MATERIAL:
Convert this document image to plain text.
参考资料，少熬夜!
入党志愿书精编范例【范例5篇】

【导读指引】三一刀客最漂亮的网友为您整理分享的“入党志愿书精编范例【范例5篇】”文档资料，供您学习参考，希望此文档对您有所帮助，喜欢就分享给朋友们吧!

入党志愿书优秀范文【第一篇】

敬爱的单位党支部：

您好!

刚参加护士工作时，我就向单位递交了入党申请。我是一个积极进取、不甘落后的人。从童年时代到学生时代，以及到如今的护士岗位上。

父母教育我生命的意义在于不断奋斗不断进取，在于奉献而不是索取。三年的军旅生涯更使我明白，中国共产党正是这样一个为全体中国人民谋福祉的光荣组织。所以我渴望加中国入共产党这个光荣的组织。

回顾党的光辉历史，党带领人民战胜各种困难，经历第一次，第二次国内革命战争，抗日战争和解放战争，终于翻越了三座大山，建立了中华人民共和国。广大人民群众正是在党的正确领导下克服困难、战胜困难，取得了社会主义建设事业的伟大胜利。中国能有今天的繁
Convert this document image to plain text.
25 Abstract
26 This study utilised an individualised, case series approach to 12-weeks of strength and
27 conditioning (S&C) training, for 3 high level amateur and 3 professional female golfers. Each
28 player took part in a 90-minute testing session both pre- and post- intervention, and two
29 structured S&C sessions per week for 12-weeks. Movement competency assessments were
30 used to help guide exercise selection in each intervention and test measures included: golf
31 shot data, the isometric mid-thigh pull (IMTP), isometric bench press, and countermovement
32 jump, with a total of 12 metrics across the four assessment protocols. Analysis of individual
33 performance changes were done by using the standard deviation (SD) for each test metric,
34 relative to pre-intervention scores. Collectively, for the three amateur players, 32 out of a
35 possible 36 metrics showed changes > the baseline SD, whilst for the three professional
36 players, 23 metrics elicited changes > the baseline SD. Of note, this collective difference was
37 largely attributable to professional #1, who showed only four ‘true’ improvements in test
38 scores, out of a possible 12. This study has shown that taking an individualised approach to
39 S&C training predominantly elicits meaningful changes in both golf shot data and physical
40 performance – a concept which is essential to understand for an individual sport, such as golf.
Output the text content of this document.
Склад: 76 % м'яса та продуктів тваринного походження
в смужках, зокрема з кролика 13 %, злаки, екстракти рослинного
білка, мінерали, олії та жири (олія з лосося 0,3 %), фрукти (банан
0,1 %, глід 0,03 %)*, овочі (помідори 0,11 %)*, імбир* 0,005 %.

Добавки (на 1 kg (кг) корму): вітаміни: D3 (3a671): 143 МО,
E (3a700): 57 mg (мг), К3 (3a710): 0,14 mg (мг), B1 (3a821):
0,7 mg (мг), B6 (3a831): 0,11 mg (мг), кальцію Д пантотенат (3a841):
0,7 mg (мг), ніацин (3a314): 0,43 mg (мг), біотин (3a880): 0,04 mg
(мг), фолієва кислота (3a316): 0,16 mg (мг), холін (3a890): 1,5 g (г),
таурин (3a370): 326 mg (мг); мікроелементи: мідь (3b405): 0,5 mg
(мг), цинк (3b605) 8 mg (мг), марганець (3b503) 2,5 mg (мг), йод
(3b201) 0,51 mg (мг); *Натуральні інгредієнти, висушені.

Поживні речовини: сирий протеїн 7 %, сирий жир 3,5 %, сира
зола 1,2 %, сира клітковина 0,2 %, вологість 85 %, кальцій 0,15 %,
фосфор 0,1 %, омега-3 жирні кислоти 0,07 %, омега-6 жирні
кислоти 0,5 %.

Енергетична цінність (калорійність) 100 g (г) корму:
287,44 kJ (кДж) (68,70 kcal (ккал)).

WHAT TO PRODUCE:
All of the records must be retyped exactly as they are.

OUTPUT FOR THIS TASK:
Convert this document image to plain text.
参考资料，少熬夜!
入党志愿书精编范例【范例5篇】

【导读指引】三一刀客最漂亮的网友为您整理分享的“入党志愿书精编范例【范例5篇】”文档资料，供您学习参考，希望此文档对您有所帮助，喜欢就分享给朋友们吧!

入党志愿书优秀范文【第一篇】

敬爱的单位党支部：

您好!

刚参加护士工作时，我就向单位递交了入党申请。我是一个积极进取、不甘落后的人。从童年时代到学生时代，以及到如今的护士岗位上。

父母教育我生命的意义在于不断奋斗不断进取，在于奉献而不是索取。三年的军旅生涯更使我明白，中国共产党正是这样一个为全体中国人民谋福祉的光荣组织。所以我渴望加中国入共产党这个光荣的组织。

回顾党的光辉历史，党带领人民战胜各种困难，经历第一次，第二次国内革命战争，抗日战争和解放战争，终于翻越了三座大山，建立了中华人民共和国。广大人民群众正是在党的正确领导下克服困难、战胜困难，取得了社会主义建设事业的伟大胜利。中国能有今天的繁
Convert this document image to plain text.
25 Abstract
26 This study utilised an individualised, case series approach to 12-weeks of strength and
27 conditioning (S&C) training, for 3 high level amateur and 3 professional female golfers. Each
28 player took part in a 90-minute testing session both pre- and post- intervention, and two
29 structured S&C sessions per week for 12-weeks. Movement competency assessments were
30 used to help guide exercise selection in each intervention and test measures included: golf
31 shot data, the isometric mid-thigh pull (IMTP), isometric bench press, and countermovement
32 jump, with a total of 12 metrics across the four assessment protocols. Analysis of individual
33 performance changes were done by using the standard deviation (SD) for each test metric,
34 relative to pre-intervention scores. Collectively, for the three amateur players, 32 out of a
35 possible 36 metrics showed changes > the baseline SD, whilst for the three professional
36 players, 23 metrics elicited changes > the baseline SD. Of note, this collective difference was
37 largely attributable to professional #1, who showed only four ‘true’ improvements in test
38 scores, out of a possible 12. This study has shown that taking an individualised approach to
39 S&C training predominantly elicits meaningful changes in both golf shot data and physical
40 performance – a concept which is essential to understand for an individual sport, such as golf.
Output the text content of this document.
Склад: 76 % м'яса та продуктів тваринного походження
в смужках, зокрема з кролика 13 %, злаки, екстракти рослинного
білка, мінерали, олії та жири (олія з лосося 0,3 %), фрукти (банан
0,1 %, глід 0,03 %)*, овочі (помідори 0,11 %)*, імбир* 0,005 %.

Добавки (на 1 kg (кг) корму): вітаміни: D3 (3a671): 143 МО,
E (3a700): 57 mg (мг), К3 (3a710): 0,14 mg (мг), B1 (3a821):
0,7 mg (мг), B6 (3a831): 0,11 mg (мг), кальцію Д пантотенат (3a841):
0,7 mg (мг), ніацин (3a314): 0,43 mg (мг), біотин (3a880): 0,04 mg
(мг), фолієва кислота (3a316): 0,16 mg (мг), холін (3a890): 1,5 g (г),
таурин (3a370): 326 mg (мг); мікроелементи: мідь (3b405): 0,5 mg
(мг), цинк (3b605) 8 mg (мг), марганець (3b503) 2,5 mg (мг), йод
(3b201) 0,51 mg (мг); *Натуральні інгредієнти, висушені.

Поживні речовини: сирий протеїн 7 %, сирий жир 3,5 %, сира
зола 1,2 %, сира клітковина 0,2 %, вологість 85 %, кальцій 0,15 %,
фосфор 0,1 %, омега-3 жирні кислоти 0,07 %, омега-6 жирні
кислоти 0,5 %.

Енергетична цінність (калорійність) 100 g (г) корму:
287,44 kJ (кДж) (68,70 kcal (ккал)).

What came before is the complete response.